**Enunciado:** Transcribe tal cual el pasaje del texto sobre Sifan Hassan que empieza en "En estos Juegos" y termina en "lideraba la carrera.", incluidas ambas partes.

**Texto:**
Sifan Hassan además se llevó dos bronces en los 5.000 y 10.000 metros
En los metros finales rebasó a la récord mundial Tigst Assefa de Etiopía para cruzar la meta. Me siento como si estuviera soñando, dijo la representante de Países Bajos, que logró tres medallas en París
Hassan, nacida en Etiopía, llegó a Ámsterdam a los 15 años en calidad de refugiada y años más tarde recibió el pasaporte definitivo, logrando desarrollarse como una destacada atleta.
En estos Juegos se transformó en una de las figuras de Paris 2024, no solo por su espectacular triunfo en una de las pruebas más trascendentes del atletismo, sino porque además se llevó otras dos medallas: ambas de bronce, en 5.000 y 10.000 metros. Todo en seis días.
Los últimos metros antes de cruzar la meta en la Explanada de los Inválidos tuvo una escena de aquellas y que seguramente se recordarán por mucho tiempo. Hassan y su rival, la etíope Tigst Assefa, se tocaron cuando la primera la rebasó por su izquierda a esta última, que lideraba la carrera.
Hassan aceleró y con un sprint fenomenal le sacó un par de metros antes que el asfalto se escondiera debajo de la tela azul que conducía los últimos metros del recorrido antes de la meta.
Al llegar con una cara de dolor y agotamiento, la representante de Países Bajos dio las últimas brazadas antes de saberse ganadora y levantar las manos, con lo último que le quedaba.

**Datos registrados:**
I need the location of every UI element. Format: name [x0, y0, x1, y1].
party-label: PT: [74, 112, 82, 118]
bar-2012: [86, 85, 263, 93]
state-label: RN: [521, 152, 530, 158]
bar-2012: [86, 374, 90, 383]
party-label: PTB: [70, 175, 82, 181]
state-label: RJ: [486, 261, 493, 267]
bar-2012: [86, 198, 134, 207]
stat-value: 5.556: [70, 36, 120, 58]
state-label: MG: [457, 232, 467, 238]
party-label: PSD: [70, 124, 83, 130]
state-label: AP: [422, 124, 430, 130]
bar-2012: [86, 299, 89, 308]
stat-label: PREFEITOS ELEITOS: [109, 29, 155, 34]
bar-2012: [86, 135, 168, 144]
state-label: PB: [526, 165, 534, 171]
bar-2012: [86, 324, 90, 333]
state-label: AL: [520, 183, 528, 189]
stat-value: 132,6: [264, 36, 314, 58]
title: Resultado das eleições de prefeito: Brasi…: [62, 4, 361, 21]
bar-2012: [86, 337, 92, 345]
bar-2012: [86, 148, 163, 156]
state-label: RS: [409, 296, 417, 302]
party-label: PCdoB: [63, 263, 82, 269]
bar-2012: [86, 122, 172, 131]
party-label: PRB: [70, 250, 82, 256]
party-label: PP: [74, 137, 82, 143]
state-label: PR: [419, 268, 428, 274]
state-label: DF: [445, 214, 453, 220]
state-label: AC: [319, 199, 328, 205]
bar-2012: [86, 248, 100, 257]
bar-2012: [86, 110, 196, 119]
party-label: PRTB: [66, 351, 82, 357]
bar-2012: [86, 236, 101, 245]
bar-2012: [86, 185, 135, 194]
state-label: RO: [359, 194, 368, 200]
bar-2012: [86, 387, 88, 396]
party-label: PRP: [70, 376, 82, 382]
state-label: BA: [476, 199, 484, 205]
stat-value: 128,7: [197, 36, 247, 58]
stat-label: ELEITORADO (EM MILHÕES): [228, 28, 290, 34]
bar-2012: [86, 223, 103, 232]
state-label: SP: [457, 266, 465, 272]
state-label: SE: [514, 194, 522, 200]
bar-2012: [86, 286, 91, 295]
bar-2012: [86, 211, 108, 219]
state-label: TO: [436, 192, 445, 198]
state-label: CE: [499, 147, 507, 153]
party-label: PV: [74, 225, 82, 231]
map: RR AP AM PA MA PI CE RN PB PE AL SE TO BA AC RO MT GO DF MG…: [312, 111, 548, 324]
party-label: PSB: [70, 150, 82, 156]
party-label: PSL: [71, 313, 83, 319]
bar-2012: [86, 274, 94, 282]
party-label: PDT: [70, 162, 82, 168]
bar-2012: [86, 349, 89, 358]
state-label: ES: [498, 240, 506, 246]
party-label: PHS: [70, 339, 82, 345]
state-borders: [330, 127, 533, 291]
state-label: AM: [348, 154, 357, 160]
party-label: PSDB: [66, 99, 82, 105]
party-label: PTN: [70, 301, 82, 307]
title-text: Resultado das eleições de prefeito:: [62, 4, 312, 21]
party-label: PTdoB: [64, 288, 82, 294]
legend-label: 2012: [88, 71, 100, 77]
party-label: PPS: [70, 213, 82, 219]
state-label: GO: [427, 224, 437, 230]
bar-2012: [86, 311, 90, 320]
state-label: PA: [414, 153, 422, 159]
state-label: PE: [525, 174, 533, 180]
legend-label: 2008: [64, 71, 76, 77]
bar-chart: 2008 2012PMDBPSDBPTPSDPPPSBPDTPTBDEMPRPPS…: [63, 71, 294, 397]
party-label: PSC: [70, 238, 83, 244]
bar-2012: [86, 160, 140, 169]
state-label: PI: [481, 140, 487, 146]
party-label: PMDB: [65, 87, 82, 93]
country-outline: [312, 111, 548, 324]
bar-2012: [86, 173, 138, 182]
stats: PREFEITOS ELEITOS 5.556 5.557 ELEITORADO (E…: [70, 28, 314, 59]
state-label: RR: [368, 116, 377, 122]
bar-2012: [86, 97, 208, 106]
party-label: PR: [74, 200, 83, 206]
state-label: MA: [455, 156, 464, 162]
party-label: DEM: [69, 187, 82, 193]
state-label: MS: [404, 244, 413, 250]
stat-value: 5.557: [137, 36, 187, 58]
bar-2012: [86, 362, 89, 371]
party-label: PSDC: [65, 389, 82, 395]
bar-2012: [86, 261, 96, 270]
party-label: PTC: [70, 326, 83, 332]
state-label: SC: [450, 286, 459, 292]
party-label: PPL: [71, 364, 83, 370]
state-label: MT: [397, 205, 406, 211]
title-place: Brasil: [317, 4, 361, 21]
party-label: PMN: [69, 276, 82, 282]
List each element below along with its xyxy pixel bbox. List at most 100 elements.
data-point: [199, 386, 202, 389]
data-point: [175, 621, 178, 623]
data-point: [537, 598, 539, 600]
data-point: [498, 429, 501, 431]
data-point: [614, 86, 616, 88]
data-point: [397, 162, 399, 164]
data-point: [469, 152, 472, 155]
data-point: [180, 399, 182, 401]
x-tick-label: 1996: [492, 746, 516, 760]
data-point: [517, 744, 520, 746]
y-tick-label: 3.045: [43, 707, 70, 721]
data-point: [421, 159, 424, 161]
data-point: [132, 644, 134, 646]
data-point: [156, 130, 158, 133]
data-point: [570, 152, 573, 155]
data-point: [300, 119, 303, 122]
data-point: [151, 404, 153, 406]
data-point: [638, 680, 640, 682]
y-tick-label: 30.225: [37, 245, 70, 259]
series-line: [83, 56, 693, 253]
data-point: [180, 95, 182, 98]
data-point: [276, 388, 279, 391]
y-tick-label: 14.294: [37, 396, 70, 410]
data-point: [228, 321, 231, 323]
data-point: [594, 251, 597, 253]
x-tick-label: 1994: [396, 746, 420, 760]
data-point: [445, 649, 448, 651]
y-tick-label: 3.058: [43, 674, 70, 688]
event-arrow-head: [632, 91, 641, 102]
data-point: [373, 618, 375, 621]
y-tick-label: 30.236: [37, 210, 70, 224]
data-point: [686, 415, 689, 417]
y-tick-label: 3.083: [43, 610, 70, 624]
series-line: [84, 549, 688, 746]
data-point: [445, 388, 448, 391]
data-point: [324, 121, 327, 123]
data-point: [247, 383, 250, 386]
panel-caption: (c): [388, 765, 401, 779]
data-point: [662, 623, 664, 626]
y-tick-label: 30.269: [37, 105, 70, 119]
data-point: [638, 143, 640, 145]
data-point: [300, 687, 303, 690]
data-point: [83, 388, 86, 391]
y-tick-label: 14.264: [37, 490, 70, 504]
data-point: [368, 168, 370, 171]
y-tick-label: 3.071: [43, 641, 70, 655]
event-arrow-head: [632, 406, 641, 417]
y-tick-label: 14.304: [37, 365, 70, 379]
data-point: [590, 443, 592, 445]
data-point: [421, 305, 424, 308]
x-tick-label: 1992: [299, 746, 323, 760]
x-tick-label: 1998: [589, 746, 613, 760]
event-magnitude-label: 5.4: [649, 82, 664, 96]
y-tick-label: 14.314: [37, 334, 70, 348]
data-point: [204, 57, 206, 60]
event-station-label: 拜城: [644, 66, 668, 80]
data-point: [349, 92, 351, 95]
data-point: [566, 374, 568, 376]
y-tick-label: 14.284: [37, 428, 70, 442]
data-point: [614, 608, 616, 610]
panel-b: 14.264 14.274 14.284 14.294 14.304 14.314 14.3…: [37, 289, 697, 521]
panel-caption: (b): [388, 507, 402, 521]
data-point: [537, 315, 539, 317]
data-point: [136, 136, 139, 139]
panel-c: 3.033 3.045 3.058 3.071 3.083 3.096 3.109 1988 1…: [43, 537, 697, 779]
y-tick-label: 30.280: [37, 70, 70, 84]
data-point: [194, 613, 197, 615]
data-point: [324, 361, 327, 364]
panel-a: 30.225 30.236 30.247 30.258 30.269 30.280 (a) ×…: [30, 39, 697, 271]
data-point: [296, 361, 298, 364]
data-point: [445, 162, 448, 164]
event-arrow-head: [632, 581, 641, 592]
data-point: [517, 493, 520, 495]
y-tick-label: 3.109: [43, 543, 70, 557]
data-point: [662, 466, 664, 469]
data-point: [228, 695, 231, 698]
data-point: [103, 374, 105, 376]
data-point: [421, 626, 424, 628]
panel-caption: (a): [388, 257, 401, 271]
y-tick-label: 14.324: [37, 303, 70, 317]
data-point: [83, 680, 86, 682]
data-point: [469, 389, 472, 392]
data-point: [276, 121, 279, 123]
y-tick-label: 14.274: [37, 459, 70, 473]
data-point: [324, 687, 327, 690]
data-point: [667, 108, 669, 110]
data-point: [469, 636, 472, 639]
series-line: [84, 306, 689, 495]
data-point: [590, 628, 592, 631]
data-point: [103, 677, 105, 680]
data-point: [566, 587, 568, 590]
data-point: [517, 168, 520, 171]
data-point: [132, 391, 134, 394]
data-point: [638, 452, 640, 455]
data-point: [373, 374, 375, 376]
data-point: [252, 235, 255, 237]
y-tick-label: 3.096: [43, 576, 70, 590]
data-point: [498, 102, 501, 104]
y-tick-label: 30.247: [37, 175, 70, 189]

**Solución escrita:**
En estos Juegos se transformó en una de las figuras de Paris 2024, no solo por su espectacular triunfo en una de las pruebas más trascendentes del atletismo, sino porque además se llevó otras dos medallas: ambas de bronce, en 5.000 y 10.000 metros. Todo en seis días.
Los últimos metros antes de cruzar la meta en la Explanada de los Inválidos tuvo una escena de aquellas y que seguramente se recordarán por mucho tiempo. Hassan y su rival, la etíope Tigst Assefa, se tocaron cuando la primera la rebasó por su izquierda a esta última, que lideraba la carrera.